* start *

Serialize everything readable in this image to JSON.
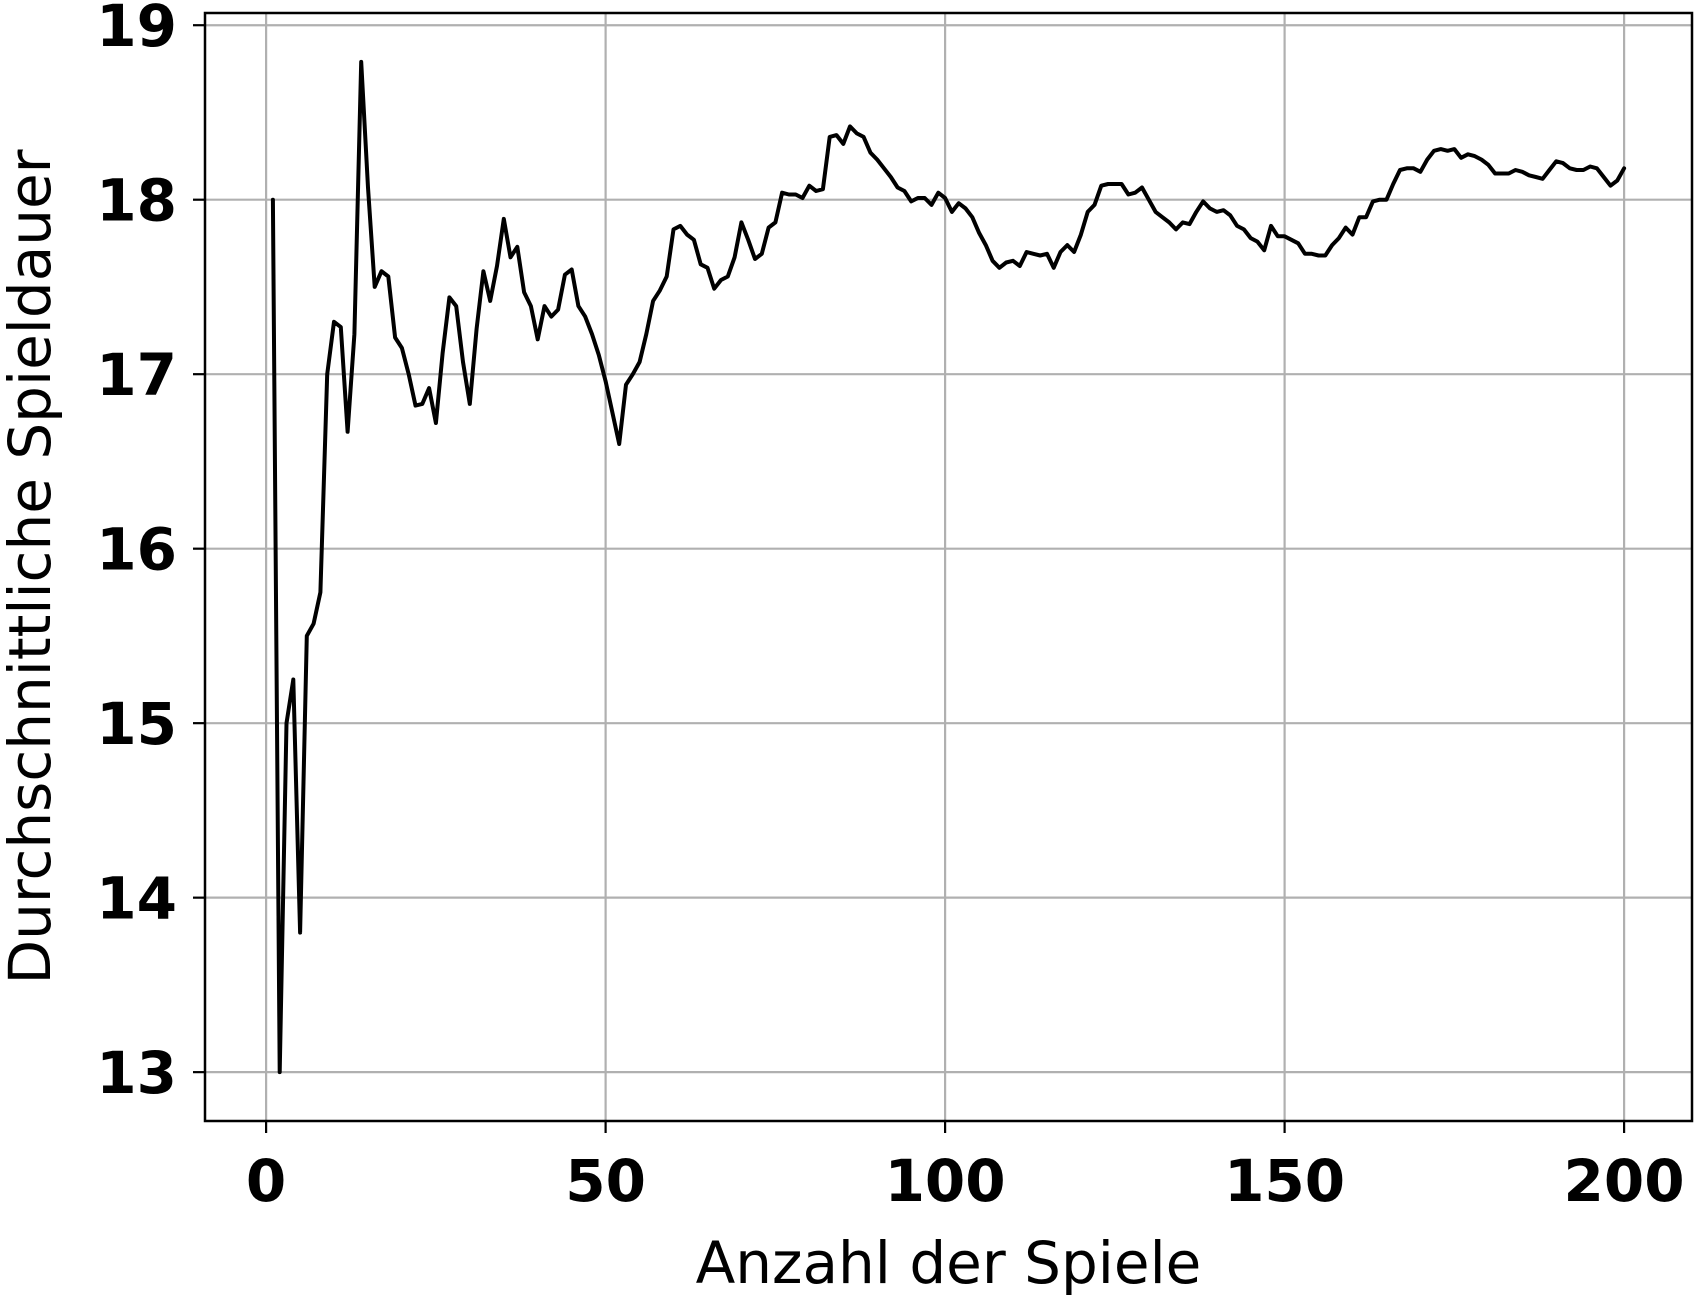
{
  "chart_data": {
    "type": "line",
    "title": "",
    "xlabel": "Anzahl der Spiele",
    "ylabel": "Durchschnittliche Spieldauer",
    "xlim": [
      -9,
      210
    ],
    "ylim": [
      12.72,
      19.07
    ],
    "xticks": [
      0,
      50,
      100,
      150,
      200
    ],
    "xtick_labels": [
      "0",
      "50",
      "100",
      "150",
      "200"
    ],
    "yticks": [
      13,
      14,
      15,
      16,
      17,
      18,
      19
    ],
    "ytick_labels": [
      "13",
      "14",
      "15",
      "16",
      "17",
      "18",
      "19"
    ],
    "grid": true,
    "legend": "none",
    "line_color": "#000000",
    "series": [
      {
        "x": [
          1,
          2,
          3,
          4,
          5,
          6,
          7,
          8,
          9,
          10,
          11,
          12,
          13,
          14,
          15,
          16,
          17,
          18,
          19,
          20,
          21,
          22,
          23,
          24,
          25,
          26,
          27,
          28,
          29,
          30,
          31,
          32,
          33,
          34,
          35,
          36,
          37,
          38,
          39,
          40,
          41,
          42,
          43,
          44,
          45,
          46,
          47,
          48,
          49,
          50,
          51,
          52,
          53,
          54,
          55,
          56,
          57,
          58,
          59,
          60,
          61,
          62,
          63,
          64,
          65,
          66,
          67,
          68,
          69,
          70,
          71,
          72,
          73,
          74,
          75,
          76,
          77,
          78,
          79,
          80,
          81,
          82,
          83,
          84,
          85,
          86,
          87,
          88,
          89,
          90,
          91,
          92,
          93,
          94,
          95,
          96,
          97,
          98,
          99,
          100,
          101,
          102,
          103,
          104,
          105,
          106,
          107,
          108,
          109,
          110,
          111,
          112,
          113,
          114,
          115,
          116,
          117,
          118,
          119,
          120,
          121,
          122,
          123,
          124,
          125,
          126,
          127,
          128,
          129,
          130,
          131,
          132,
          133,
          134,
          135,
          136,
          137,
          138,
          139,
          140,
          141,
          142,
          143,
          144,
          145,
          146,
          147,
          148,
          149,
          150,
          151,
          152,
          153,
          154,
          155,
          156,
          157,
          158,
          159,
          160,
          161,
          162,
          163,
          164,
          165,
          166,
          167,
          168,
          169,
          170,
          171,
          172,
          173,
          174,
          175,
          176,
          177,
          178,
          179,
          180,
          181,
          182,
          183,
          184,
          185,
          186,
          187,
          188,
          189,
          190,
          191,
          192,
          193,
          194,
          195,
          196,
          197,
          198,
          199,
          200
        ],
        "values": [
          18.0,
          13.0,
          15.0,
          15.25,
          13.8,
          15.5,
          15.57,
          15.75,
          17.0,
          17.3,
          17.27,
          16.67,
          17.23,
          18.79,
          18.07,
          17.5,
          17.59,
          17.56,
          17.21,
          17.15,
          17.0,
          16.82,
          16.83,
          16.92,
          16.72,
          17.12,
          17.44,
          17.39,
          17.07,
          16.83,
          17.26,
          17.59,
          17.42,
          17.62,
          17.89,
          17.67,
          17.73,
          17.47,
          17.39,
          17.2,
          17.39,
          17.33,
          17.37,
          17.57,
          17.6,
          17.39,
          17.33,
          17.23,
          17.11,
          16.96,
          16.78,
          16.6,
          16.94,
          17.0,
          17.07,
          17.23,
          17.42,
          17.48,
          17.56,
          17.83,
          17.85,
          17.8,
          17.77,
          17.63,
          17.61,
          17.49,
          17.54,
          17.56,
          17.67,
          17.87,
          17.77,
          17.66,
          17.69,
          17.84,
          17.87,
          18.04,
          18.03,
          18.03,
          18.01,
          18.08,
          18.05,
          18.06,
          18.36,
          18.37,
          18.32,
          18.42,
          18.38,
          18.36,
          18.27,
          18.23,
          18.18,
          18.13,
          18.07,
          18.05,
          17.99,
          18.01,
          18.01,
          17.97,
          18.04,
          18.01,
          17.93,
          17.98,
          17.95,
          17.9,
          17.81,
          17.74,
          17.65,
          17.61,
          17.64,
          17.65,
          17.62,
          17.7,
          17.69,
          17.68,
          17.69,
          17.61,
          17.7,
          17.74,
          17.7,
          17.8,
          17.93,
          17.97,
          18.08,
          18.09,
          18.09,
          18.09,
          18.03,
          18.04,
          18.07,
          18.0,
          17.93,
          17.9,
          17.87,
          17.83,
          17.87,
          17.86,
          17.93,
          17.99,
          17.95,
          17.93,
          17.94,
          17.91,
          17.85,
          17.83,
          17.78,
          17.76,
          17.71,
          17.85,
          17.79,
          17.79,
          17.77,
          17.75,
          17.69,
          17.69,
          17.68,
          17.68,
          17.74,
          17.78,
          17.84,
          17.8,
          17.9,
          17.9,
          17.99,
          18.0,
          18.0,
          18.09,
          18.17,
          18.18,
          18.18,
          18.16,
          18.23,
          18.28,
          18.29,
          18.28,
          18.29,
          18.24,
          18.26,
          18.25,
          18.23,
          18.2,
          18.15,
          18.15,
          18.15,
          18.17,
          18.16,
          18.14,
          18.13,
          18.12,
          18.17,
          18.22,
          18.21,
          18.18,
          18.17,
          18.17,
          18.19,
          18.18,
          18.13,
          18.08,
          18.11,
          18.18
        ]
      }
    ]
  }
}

* end *

Omit the images and transcribe all of the records above word for word.

» Task result:
Serialize everything readable in this image to JSON.
{
  "chart_data": {
    "type": "line",
    "title": "",
    "xlabel": "Anzahl der Spiele",
    "ylabel": "Durchschnittliche Spieldauer",
    "xlim": [
      -9,
      210
    ],
    "ylim": [
      12.72,
      19.07
    ],
    "xticks": [
      0,
      50,
      100,
      150,
      200
    ],
    "xtick_labels": [
      "0",
      "50",
      "100",
      "150",
      "200"
    ],
    "yticks": [
      13,
      14,
      15,
      16,
      17,
      18,
      19
    ],
    "ytick_labels": [
      "13",
      "14",
      "15",
      "16",
      "17",
      "18",
      "19"
    ],
    "grid": true,
    "legend": "none",
    "line_color": "#000000",
    "series": [
      {
        "x": [
          1,
          2,
          3,
          4,
          5,
          6,
          7,
          8,
          9,
          10,
          11,
          12,
          13,
          14,
          15,
          16,
          17,
          18,
          19,
          20,
          21,
          22,
          23,
          24,
          25,
          26,
          27,
          28,
          29,
          30,
          31,
          32,
          33,
          34,
          35,
          36,
          37,
          38,
          39,
          40,
          41,
          42,
          43,
          44,
          45,
          46,
          47,
          48,
          49,
          50,
          51,
          52,
          53,
          54,
          55,
          56,
          57,
          58,
          59,
          60,
          61,
          62,
          63,
          64,
          65,
          66,
          67,
          68,
          69,
          70,
          71,
          72,
          73,
          74,
          75,
          76,
          77,
          78,
          79,
          80,
          81,
          82,
          83,
          84,
          85,
          86,
          87,
          88,
          89,
          90,
          91,
          92,
          93,
          94,
          95,
          96,
          97,
          98,
          99,
          100,
          101,
          102,
          103,
          104,
          105,
          106,
          107,
          108,
          109,
          110,
          111,
          112,
          113,
          114,
          115,
          116,
          117,
          118,
          119,
          120,
          121,
          122,
          123,
          124,
          125,
          126,
          127,
          128,
          129,
          130,
          131,
          132,
          133,
          134,
          135,
          136,
          137,
          138,
          139,
          140,
          141,
          142,
          143,
          144,
          145,
          146,
          147,
          148,
          149,
          150,
          151,
          152,
          153,
          154,
          155,
          156,
          157,
          158,
          159,
          160,
          161,
          162,
          163,
          164,
          165,
          166,
          167,
          168,
          169,
          170,
          171,
          172,
          173,
          174,
          175,
          176,
          177,
          178,
          179,
          180,
          181,
          182,
          183,
          184,
          185,
          186,
          187,
          188,
          189,
          190,
          191,
          192,
          193,
          194,
          195,
          196,
          197,
          198,
          199,
          200
        ],
        "values": [
          18.0,
          13.0,
          15.0,
          15.25,
          13.8,
          15.5,
          15.57,
          15.75,
          17.0,
          17.3,
          17.27,
          16.67,
          17.23,
          18.79,
          18.07,
          17.5,
          17.59,
          17.56,
          17.21,
          17.15,
          17.0,
          16.82,
          16.83,
          16.92,
          16.72,
          17.12,
          17.44,
          17.39,
          17.07,
          16.83,
          17.26,
          17.59,
          17.42,
          17.62,
          17.89,
          17.67,
          17.73,
          17.47,
          17.39,
          17.2,
          17.39,
          17.33,
          17.37,
          17.57,
          17.6,
          17.39,
          17.33,
          17.23,
          17.11,
          16.96,
          16.78,
          16.6,
          16.94,
          17.0,
          17.07,
          17.23,
          17.42,
          17.48,
          17.56,
          17.83,
          17.85,
          17.8,
          17.77,
          17.63,
          17.61,
          17.49,
          17.54,
          17.56,
          17.67,
          17.87,
          17.77,
          17.66,
          17.69,
          17.84,
          17.87,
          18.04,
          18.03,
          18.03,
          18.01,
          18.08,
          18.05,
          18.06,
          18.36,
          18.37,
          18.32,
          18.42,
          18.38,
          18.36,
          18.27,
          18.23,
          18.18,
          18.13,
          18.07,
          18.05,
          17.99,
          18.01,
          18.01,
          17.97,
          18.04,
          18.01,
          17.93,
          17.98,
          17.95,
          17.9,
          17.81,
          17.74,
          17.65,
          17.61,
          17.64,
          17.65,
          17.62,
          17.7,
          17.69,
          17.68,
          17.69,
          17.61,
          17.7,
          17.74,
          17.7,
          17.8,
          17.93,
          17.97,
          18.08,
          18.09,
          18.09,
          18.09,
          18.03,
          18.04,
          18.07,
          18.0,
          17.93,
          17.9,
          17.87,
          17.83,
          17.87,
          17.86,
          17.93,
          17.99,
          17.95,
          17.93,
          17.94,
          17.91,
          17.85,
          17.83,
          17.78,
          17.76,
          17.71,
          17.85,
          17.79,
          17.79,
          17.77,
          17.75,
          17.69,
          17.69,
          17.68,
          17.68,
          17.74,
          17.78,
          17.84,
          17.8,
          17.9,
          17.9,
          17.99,
          18.0,
          18.0,
          18.09,
          18.17,
          18.18,
          18.18,
          18.16,
          18.23,
          18.28,
          18.29,
          18.28,
          18.29,
          18.24,
          18.26,
          18.25,
          18.23,
          18.2,
          18.15,
          18.15,
          18.15,
          18.17,
          18.16,
          18.14,
          18.13,
          18.12,
          18.17,
          18.22,
          18.21,
          18.18,
          18.17,
          18.17,
          18.19,
          18.18,
          18.13,
          18.08,
          18.11,
          18.18
        ]
      }
    ]
  }
}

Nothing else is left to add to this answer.